EXERCISE:
Print the lines starting with the line that contains "group-avatar[interactable] bbox=[2, 2, 38, 38]" and going on through the line that contains "repost-author-avatar[interactable] bbox=[13, 76, 49, 112]", exactly as they stand, with nothing else.

--- begin ---

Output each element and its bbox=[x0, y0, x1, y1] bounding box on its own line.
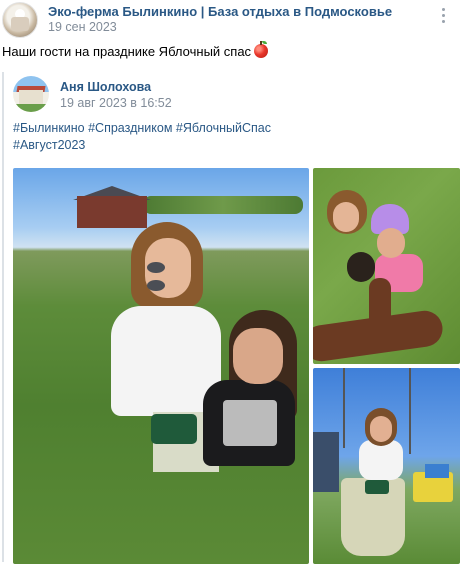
group-avatar[interactable] bbox=[2, 2, 38, 38]
hashtag-link[interactable]: #Былинкино bbox=[13, 121, 85, 135]
hashtags: #Былинкино #Спраздником #ЯблочныйСпас #А… bbox=[13, 120, 271, 154]
post-text: Наши гости на празднике Яблочный спас bbox=[2, 41, 269, 59]
repost-author-avatar[interactable] bbox=[13, 76, 49, 112]
hashtag-link[interactable]: #Спраздником bbox=[88, 121, 172, 135]
hashtag-link[interactable]: #Август2023 bbox=[13, 138, 85, 152]
photo-main[interactable] bbox=[13, 168, 309, 564]
repost-divider bbox=[2, 72, 4, 562]
swing-rope bbox=[409, 368, 411, 454]
apple-icon bbox=[254, 41, 269, 58]
bag bbox=[151, 414, 197, 444]
photo-bottom-right[interactable] bbox=[313, 368, 460, 564]
hashtag-link[interactable]: #ЯблочныйСпас bbox=[176, 121, 271, 135]
post-text-content: Наши гости на празднике Яблочный спас bbox=[2, 44, 252, 59]
group-name-link[interactable]: Эко-ферма Былинкино | База отдыха в Подм… bbox=[48, 4, 392, 19]
repost-author-name[interactable]: Аня Шолохова bbox=[60, 80, 151, 94]
post-date[interactable]: 19 сен 2023 bbox=[48, 20, 117, 34]
avatar-shape bbox=[11, 17, 29, 31]
photo-top-right[interactable] bbox=[313, 168, 460, 364]
sunglasses bbox=[147, 260, 189, 291]
more-options-icon[interactable] bbox=[440, 8, 446, 28]
trees bbox=[143, 196, 303, 214]
repost-date[interactable]: 19 авг 2023 в 16:52 bbox=[60, 96, 172, 110]
house bbox=[77, 196, 147, 228]
swing-rope bbox=[343, 368, 345, 448]
post-header: Эко-ферма Былинкино | База отдыха в Подм… bbox=[0, 0, 460, 40]
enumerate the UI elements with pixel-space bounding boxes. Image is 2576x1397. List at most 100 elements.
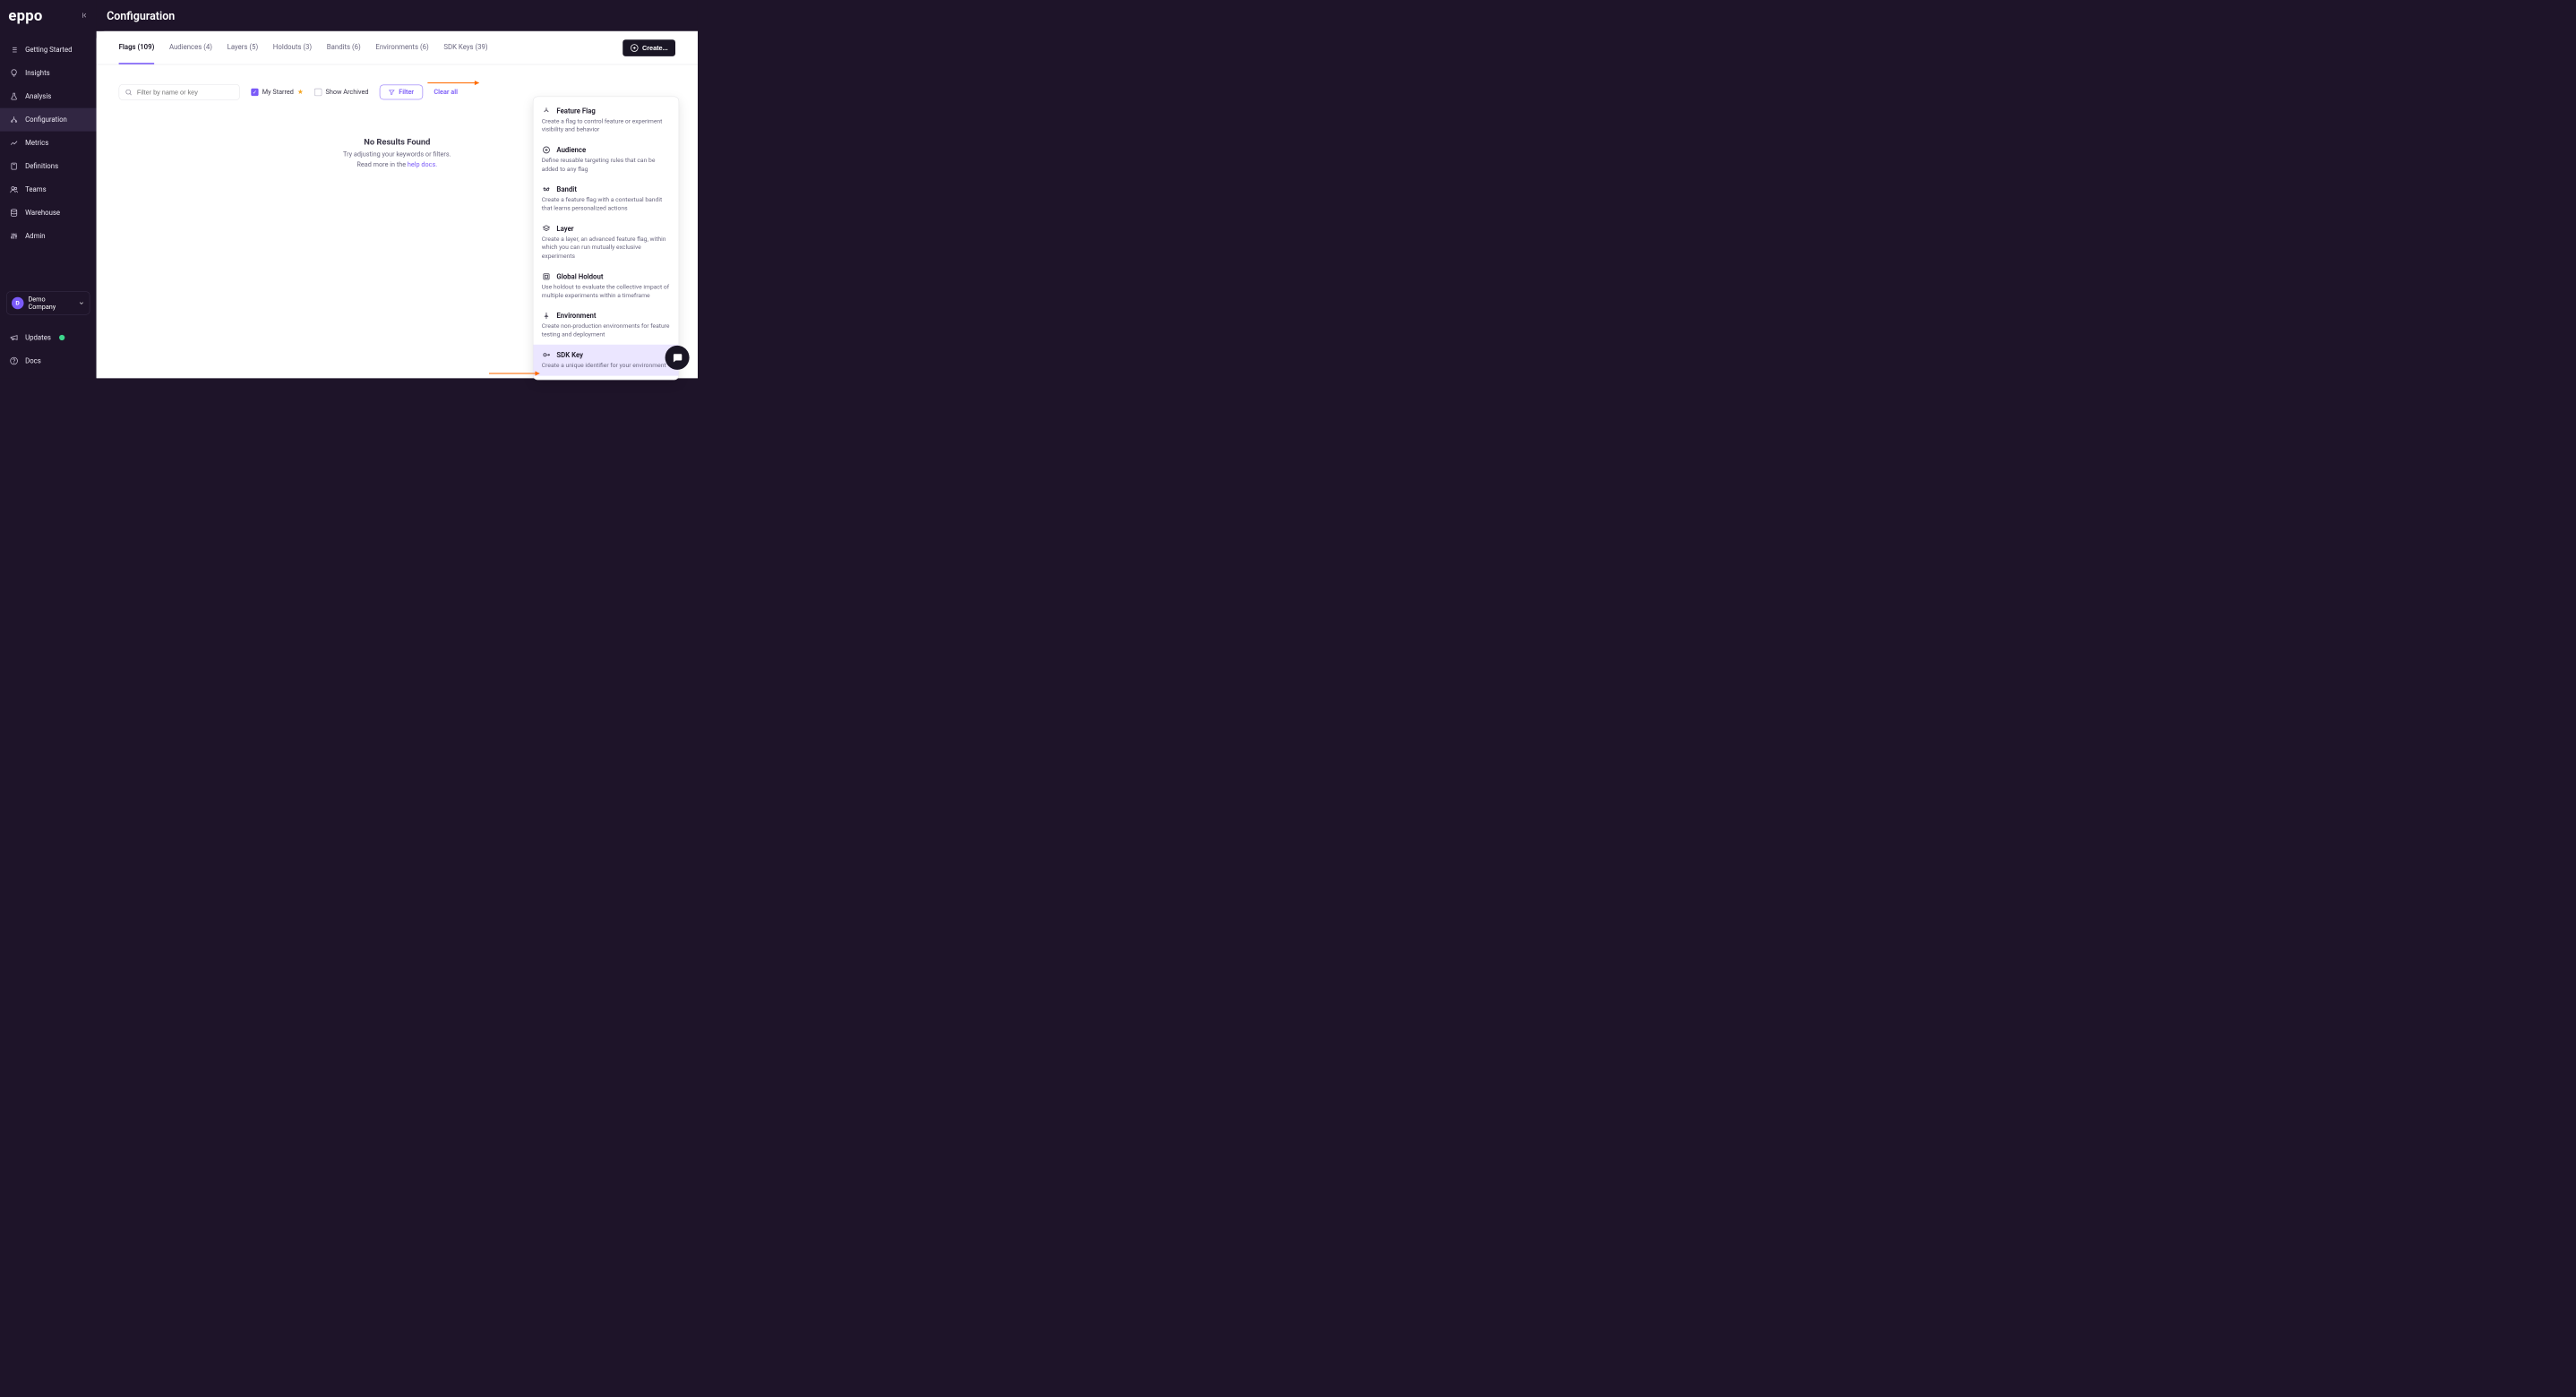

--- end ---

OUTPUT BELOW:
group-avatar[interactable] bbox=[2, 2, 38, 38]
hashtag-link[interactable]: #Былинкино bbox=[13, 121, 85, 135]
hashtags: #Былинкино #Спраздником #ЯблочныйСпас #А… bbox=[13, 120, 271, 154]
post-text: Наши гости на празднике Яблочный спас bbox=[2, 41, 269, 59]
repost-author-avatar[interactable] bbox=[13, 76, 49, 112]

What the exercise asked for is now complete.